Stated problem>
Find each line with the word "Growth" and copy it.

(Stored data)

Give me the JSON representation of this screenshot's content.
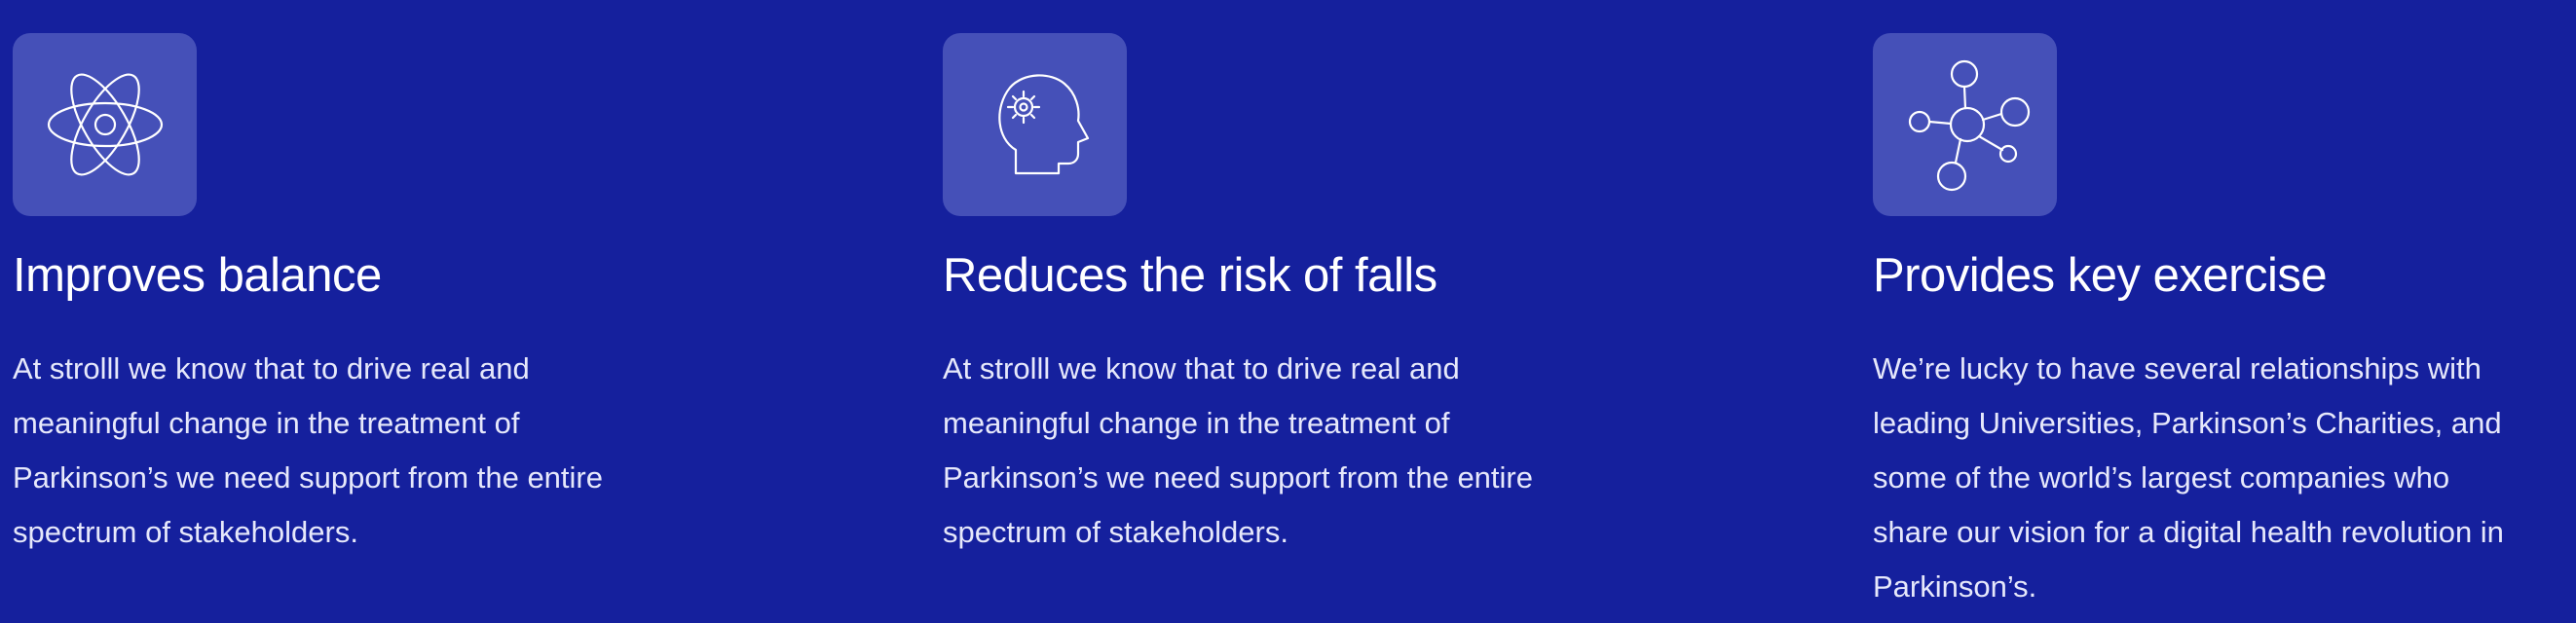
{
  "colors": {
    "background": "#15209d",
    "icon_tile": "#4550b8",
    "text": "#ffffff"
  },
  "features": [
    {
      "icon": "atom-icon",
      "title": "Improves balance",
      "text": "At strolll we know that to drive real and\nmeaningful change in the treatment of\nParkinson’s we need support from the entire\nspectrum of stakeholders."
    },
    {
      "icon": "head-gear-icon",
      "title": "Reduces the risk of falls",
      "text": "At strolll we know that to drive real and\nmeaningful change in the treatment of\nParkinson’s we need support from the entire\nspectrum of stakeholders."
    },
    {
      "icon": "network-icon",
      "title": "Provides key exercise",
      "text": "We’re lucky to have several relationships with\nleading Universities, Parkinson’s Charities, and\nsome of the world’s largest companies who\nshare our vision for a digital health revolution in\nParkinson’s."
    }
  ]
}
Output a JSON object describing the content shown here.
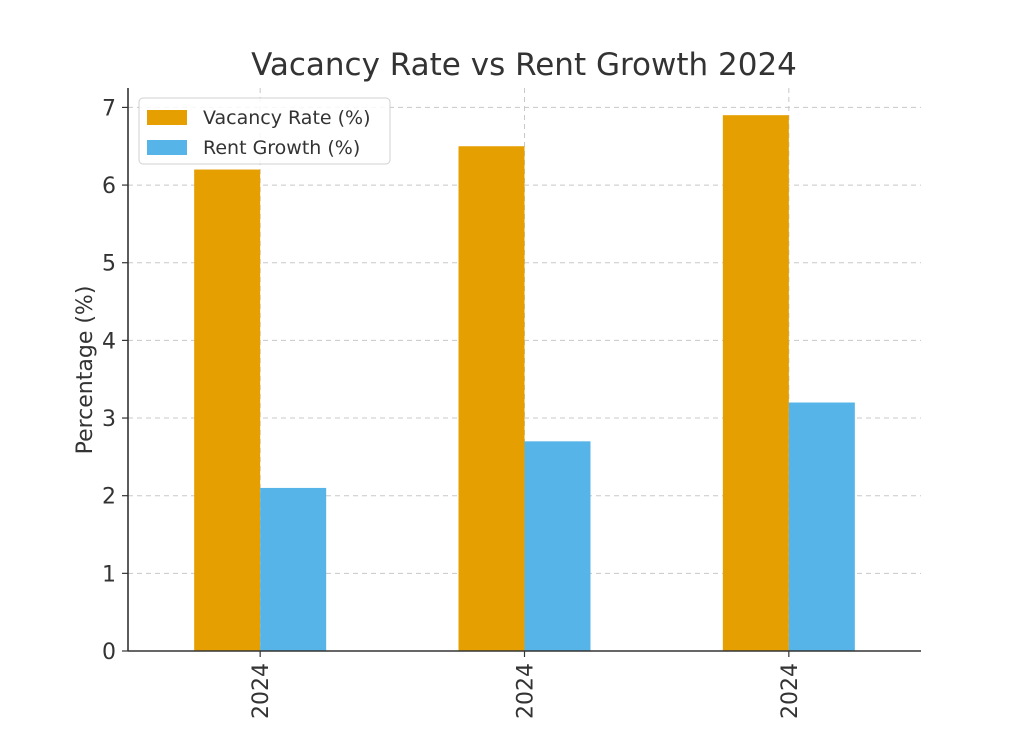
{
  "chart_data": {
    "type": "bar",
    "title": "Vacancy Rate vs Rent Growth 2024",
    "xlabel": "",
    "ylabel": "Percentage (%)",
    "categories": [
      "2024",
      "2024",
      "2024"
    ],
    "series": [
      {
        "name": "Vacancy Rate (%)",
        "values": [
          6.2,
          6.5,
          6.9
        ],
        "color": "#E69F00"
      },
      {
        "name": "Rent Growth (%)",
        "values": [
          2.1,
          2.7,
          3.2
        ],
        "color": "#56B4E9"
      }
    ],
    "ylim": [
      0,
      7.25
    ],
    "yticks": [
      0,
      1,
      2,
      3,
      4,
      5,
      6,
      7
    ],
    "grid": true,
    "legend_position": "top-left",
    "x_tick_rotation": "vertical"
  }
}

The solution>
    "title": "Vacancy Rate vs Rent Growth 2024",
        "name": "Rent Growth (%)",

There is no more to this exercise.